Data entries =
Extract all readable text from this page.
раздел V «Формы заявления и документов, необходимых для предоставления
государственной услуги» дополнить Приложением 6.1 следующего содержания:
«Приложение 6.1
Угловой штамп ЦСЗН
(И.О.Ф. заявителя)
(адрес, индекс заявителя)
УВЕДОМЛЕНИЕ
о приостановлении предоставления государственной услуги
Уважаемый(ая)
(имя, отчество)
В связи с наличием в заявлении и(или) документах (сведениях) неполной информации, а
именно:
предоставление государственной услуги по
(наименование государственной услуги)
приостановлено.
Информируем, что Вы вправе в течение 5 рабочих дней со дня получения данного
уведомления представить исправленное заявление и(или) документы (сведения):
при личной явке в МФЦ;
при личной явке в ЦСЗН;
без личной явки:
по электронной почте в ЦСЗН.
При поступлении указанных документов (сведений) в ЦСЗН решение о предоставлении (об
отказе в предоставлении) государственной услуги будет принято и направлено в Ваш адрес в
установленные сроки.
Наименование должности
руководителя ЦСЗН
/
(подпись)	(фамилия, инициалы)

* * *

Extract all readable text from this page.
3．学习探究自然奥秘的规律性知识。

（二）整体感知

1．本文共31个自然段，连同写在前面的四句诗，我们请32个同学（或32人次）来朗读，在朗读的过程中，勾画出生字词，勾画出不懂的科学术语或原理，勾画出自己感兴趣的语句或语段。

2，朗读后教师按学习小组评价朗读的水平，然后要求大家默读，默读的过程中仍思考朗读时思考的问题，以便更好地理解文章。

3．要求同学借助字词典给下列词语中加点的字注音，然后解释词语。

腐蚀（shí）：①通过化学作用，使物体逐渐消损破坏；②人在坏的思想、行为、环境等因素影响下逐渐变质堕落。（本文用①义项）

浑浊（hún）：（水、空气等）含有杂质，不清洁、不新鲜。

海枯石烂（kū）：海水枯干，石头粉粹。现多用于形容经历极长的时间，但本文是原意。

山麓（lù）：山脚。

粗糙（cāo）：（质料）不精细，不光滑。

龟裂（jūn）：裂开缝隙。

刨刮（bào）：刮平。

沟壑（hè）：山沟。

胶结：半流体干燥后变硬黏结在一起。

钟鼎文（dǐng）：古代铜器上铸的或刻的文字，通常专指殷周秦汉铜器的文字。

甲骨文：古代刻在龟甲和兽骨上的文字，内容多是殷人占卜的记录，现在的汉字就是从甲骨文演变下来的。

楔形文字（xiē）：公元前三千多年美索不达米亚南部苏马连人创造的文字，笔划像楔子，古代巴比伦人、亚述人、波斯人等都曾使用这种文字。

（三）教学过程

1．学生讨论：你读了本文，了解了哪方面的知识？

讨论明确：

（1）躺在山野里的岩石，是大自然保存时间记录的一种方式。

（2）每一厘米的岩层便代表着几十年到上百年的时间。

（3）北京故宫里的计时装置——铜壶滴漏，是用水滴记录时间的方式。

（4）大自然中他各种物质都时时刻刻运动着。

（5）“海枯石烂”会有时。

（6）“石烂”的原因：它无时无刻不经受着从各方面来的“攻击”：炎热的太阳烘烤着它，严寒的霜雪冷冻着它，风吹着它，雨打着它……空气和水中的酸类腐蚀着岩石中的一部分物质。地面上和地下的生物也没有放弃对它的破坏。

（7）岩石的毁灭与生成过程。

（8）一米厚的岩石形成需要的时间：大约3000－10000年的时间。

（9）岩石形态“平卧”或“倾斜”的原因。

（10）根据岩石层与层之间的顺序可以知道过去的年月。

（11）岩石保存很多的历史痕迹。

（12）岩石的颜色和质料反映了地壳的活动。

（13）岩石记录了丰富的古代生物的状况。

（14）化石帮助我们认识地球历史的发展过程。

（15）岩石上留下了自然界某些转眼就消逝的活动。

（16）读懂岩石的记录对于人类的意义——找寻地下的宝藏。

Exercise requirements =
How many lines in the records above contain the word "海枯石烂"? Reply with the number and nothing more.

Answer to this exercise =
2